* BEGIN *
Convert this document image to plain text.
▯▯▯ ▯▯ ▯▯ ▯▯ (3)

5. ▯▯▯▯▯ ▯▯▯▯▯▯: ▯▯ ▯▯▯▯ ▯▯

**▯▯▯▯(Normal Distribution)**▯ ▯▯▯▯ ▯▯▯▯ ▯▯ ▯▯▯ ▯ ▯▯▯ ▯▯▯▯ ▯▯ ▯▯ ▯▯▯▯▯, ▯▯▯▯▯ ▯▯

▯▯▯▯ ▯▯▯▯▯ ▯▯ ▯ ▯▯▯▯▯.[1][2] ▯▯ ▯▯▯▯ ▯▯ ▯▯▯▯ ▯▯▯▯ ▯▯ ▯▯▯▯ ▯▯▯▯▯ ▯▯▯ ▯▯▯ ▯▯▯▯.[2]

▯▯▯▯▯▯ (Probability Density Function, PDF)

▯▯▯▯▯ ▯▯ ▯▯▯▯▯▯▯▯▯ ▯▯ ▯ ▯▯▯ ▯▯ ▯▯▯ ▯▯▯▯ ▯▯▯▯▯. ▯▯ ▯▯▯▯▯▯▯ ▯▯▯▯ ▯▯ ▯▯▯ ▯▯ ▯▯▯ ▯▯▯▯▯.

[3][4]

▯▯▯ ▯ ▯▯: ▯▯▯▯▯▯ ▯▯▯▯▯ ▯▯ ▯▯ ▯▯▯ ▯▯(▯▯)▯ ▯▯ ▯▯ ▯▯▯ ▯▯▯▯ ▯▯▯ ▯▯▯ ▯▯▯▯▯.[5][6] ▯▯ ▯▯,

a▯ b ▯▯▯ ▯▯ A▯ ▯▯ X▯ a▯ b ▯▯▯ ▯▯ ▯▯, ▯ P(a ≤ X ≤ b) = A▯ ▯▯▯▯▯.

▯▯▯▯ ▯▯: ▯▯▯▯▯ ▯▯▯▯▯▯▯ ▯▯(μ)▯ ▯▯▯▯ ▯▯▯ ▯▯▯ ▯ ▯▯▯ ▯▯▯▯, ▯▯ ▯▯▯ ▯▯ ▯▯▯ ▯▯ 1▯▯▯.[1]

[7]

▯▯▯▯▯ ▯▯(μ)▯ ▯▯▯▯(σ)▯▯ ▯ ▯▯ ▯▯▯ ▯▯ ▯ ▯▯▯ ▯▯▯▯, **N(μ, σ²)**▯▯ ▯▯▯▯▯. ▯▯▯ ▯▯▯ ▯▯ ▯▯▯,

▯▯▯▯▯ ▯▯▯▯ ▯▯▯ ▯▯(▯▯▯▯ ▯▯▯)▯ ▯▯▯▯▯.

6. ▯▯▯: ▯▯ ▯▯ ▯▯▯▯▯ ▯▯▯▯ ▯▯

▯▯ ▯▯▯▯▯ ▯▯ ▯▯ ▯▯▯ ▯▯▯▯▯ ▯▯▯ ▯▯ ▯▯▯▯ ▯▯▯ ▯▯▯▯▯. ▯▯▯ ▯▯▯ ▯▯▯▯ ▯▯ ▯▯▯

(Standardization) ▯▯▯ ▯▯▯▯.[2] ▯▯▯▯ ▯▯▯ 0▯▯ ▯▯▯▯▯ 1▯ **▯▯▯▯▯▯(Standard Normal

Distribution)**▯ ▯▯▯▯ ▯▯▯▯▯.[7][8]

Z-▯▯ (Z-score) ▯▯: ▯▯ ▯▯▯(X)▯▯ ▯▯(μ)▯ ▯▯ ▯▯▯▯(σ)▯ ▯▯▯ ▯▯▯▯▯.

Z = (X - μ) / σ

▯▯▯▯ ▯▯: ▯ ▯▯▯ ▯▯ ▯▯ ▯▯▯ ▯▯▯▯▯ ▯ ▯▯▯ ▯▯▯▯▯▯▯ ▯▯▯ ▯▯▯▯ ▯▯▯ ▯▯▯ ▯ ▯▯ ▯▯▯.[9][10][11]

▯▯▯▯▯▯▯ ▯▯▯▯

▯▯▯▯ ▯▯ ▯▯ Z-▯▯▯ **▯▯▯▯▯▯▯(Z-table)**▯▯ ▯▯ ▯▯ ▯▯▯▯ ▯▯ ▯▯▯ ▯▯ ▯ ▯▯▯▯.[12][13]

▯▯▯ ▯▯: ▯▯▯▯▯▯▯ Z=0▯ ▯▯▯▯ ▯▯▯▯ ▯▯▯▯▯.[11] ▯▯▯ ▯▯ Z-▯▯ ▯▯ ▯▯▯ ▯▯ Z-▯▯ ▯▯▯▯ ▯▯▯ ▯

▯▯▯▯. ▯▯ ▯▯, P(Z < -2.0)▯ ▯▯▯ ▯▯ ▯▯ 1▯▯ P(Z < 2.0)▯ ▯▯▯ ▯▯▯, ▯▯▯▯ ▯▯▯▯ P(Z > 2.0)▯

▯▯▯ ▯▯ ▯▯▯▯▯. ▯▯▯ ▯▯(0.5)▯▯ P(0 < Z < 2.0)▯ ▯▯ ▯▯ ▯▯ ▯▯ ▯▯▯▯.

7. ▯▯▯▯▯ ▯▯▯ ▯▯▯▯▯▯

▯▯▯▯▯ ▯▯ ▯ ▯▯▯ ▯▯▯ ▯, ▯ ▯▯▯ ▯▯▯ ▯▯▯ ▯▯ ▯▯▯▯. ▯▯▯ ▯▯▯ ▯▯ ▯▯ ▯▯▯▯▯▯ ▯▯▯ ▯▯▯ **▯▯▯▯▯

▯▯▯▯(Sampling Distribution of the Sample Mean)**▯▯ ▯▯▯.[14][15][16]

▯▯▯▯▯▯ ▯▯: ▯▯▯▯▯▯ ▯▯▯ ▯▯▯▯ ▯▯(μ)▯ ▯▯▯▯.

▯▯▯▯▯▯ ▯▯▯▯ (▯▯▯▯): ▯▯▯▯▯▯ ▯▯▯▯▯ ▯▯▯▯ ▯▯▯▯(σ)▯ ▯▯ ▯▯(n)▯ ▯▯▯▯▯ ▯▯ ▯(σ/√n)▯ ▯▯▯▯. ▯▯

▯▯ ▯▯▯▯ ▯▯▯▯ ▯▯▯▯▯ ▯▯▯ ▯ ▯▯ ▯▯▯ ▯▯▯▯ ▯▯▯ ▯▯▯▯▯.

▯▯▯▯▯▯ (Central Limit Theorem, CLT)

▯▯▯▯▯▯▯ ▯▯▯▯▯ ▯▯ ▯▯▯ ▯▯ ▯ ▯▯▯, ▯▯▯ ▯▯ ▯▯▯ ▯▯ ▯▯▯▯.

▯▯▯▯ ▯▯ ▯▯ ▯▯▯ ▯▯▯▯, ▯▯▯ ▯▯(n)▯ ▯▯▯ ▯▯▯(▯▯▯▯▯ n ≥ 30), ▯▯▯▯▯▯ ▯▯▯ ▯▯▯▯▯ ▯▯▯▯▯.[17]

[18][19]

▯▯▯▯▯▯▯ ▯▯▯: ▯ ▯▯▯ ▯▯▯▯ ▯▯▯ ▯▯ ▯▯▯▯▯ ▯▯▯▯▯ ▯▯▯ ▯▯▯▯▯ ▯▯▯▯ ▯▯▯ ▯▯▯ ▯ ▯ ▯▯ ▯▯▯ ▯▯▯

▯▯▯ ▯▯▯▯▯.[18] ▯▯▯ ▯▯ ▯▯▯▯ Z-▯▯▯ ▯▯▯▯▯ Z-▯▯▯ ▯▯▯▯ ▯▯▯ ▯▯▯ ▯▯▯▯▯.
* END *
• [Exercise requirements]
Return all of the above records exactly, leaving no line out.

• [Solved problem]
Convert this document image to plain text.
▯▯▯ ▯▯ ▯▯ ▯▯ (3)

5. ▯▯▯▯▯ ▯▯▯▯▯▯: ▯▯ ▯▯▯▯ ▯▯

**▯▯▯▯(Normal Distribution)**▯ ▯▯▯▯ ▯▯▯▯ ▯▯ ▯▯▯ ▯ ▯▯▯ ▯▯▯▯ ▯▯ ▯▯ ▯▯▯▯▯, ▯▯▯▯▯ ▯▯

▯▯▯▯ ▯▯▯▯▯ ▯▯ ▯ ▯▯▯▯▯.[1][2] ▯▯ ▯▯▯▯ ▯▯ ▯▯▯▯ ▯▯▯▯ ▯▯ ▯▯▯▯ ▯▯▯▯▯ ▯▯▯ ▯▯▯ ▯▯▯▯.[2]

▯▯▯▯▯▯ (Probability Density Function, PDF)

▯▯▯▯▯ ▯▯ ▯▯▯▯▯▯▯▯▯ ▯▯ ▯ ▯▯▯ ▯▯ ▯▯▯ ▯▯▯▯ ▯▯▯▯▯. ▯▯ ▯▯▯▯▯▯▯ ▯▯▯▯ ▯▯ ▯▯▯ ▯▯ ▯▯▯ ▯▯▯▯▯.

[3][4]

▯▯▯ ▯ ▯▯: ▯▯▯▯▯▯ ▯▯▯▯▯ ▯▯ ▯▯ ▯▯▯ ▯▯(▯▯)▯ ▯▯ ▯▯ ▯▯▯ ▯▯▯▯ ▯▯▯ ▯▯▯ ▯▯▯▯▯.[5][6] ▯▯ ▯▯,

a▯ b ▯▯▯ ▯▯ A▯ ▯▯ X▯ a▯ b ▯▯▯ ▯▯ ▯▯, ▯ P(a ≤ X ≤ b) = A▯ ▯▯▯▯▯.

▯▯▯▯ ▯▯: ▯▯▯▯▯ ▯▯▯▯▯▯▯ ▯▯(μ)▯ ▯▯▯▯ ▯▯▯ ▯▯▯ ▯ ▯▯▯ ▯▯▯▯, ▯▯ ▯▯▯ ▯▯ ▯▯▯ ▯▯ 1▯▯▯.[1]

[7]

▯▯▯▯▯ ▯▯(μ)▯ ▯▯▯▯(σ)▯▯ ▯ ▯▯ ▯▯▯ ▯▯ ▯ ▯▯▯ ▯▯▯▯, **N(μ, σ²)**▯▯ ▯▯▯▯▯. ▯▯▯ ▯▯▯ ▯▯ ▯▯▯,

▯▯▯▯▯ ▯▯▯▯ ▯▯▯ ▯▯(▯▯▯▯ ▯▯▯)▯ ▯▯▯▯▯.

6. ▯▯▯: ▯▯ ▯▯ ▯▯▯▯▯ ▯▯▯▯ ▯▯

▯▯ ▯▯▯▯▯ ▯▯ ▯▯ ▯▯▯ ▯▯▯▯▯ ▯▯▯ ▯▯ ▯▯▯▯ ▯▯▯ ▯▯▯▯▯. ▯▯▯ ▯▯▯ ▯▯▯▯ ▯▯ ▯▯▯

(Standardization) ▯▯▯ ▯▯▯▯.[2] ▯▯▯▯ ▯▯▯ 0▯▯ ▯▯▯▯▯ 1▯ **▯▯▯▯▯▯(Standard Normal

Distribution)**▯ ▯▯▯▯ ▯▯▯▯▯.[7][8]

Z-▯▯ (Z-score) ▯▯: ▯▯ ▯▯▯(X)▯▯ ▯▯(μ)▯ ▯▯ ▯▯▯▯(σ)▯ ▯▯▯ ▯▯▯▯▯.

Z = (X - μ) / σ

▯▯▯▯ ▯▯: ▯ ▯▯▯ ▯▯ ▯▯ ▯▯▯ ▯▯▯▯▯ ▯ ▯▯▯ ▯▯▯▯▯▯▯ ▯▯▯ ▯▯▯▯ ▯▯▯ ▯▯▯ ▯ ▯▯ ▯▯▯.[9][10][11]

▯▯▯▯▯▯▯ ▯▯▯▯

▯▯▯▯ ▯▯ ▯▯ Z-▯▯▯ **▯▯▯▯▯▯▯(Z-table)**▯▯ ▯▯ ▯▯ ▯▯▯▯ ▯▯ ▯▯▯ ▯▯ ▯ ▯▯▯▯.[12][13]

▯▯▯ ▯▯: ▯▯▯▯▯▯▯ Z=0▯ ▯▯▯▯ ▯▯▯▯ ▯▯▯▯▯.[11] ▯▯▯ ▯▯ Z-▯▯ ▯▯ ▯▯▯ ▯▯ Z-▯▯ ▯▯▯▯ ▯▯▯ ▯

▯▯▯▯. ▯▯ ▯▯, P(Z < -2.0)▯ ▯▯▯ ▯▯ ▯▯ 1▯▯ P(Z < 2.0)▯ ▯▯▯ ▯▯▯, ▯▯▯▯ ▯▯▯▯ P(Z > 2.0)▯

▯▯▯ ▯▯ ▯▯▯▯▯. ▯▯▯ ▯▯(0.5)▯▯ P(0 < Z < 2.0)▯ ▯▯ ▯▯ ▯▯ ▯▯ ▯▯▯▯.

7. ▯▯▯▯▯ ▯▯▯ ▯▯▯▯▯▯

▯▯▯▯▯ ▯▯ ▯ ▯▯▯ ▯▯▯ ▯, ▯ ▯▯▯ ▯▯▯ ▯▯▯ ▯▯ ▯▯▯▯. ▯▯▯ ▯▯▯ ▯▯ ▯▯ ▯▯▯▯▯▯ ▯▯▯ ▯▯▯ **▯▯▯▯▯

▯▯▯▯(Sampling Distribution of the Sample Mean)**▯▯ ▯▯▯.[14][15][16]

▯▯▯▯▯▯ ▯▯: ▯▯▯▯▯▯ ▯▯▯ ▯▯▯▯ ▯▯(μ)▯ ▯▯▯▯.

▯▯▯▯▯▯ ▯▯▯▯ (▯▯▯▯): ▯▯▯▯▯▯ ▯▯▯▯▯ ▯▯▯▯ ▯▯▯▯(σ)▯ ▯▯ ▯▯(n)▯ ▯▯▯▯▯ ▯▯ ▯(σ/√n)▯ ▯▯▯▯. ▯▯

▯▯ ▯▯▯▯ ▯▯▯▯ ▯▯▯▯▯ ▯▯▯ ▯ ▯▯ ▯▯▯ ▯▯▯▯ ▯▯▯ ▯▯▯▯▯.

▯▯▯▯▯▯ (Central Limit Theorem, CLT)

▯▯▯▯▯▯▯ ▯▯▯▯▯ ▯▯ ▯▯▯ ▯▯ ▯ ▯▯▯, ▯▯▯ ▯▯ ▯▯▯ ▯▯ ▯▯▯▯.

▯▯▯▯ ▯▯ ▯▯ ▯▯▯ ▯▯▯▯, ▯▯▯ ▯▯(n)▯ ▯▯▯ ▯▯▯(▯▯▯▯▯ n ≥ 30), ▯▯▯▯▯▯ ▯▯▯ ▯▯▯▯▯ ▯▯▯▯▯.[17]

[18][19]

▯▯▯▯▯▯▯ ▯▯▯: ▯ ▯▯▯ ▯▯▯▯ ▯▯▯ ▯▯ ▯▯▯▯▯ ▯▯▯▯▯ ▯▯▯ ▯▯▯▯▯ ▯▯▯▯ ▯▯▯ ▯▯▯ ▯ ▯ ▯▯ ▯▯▯ ▯▯▯

▯▯▯ ▯▯▯▯▯.[18] ▯▯▯ ▯▯ ▯▯▯▯ Z-▯▯▯ ▯▯▯▯▯ Z-▯▯▯ ▯▯▯▯ ▯▯▯ ▯▯▯ ▯▯▯▯▯.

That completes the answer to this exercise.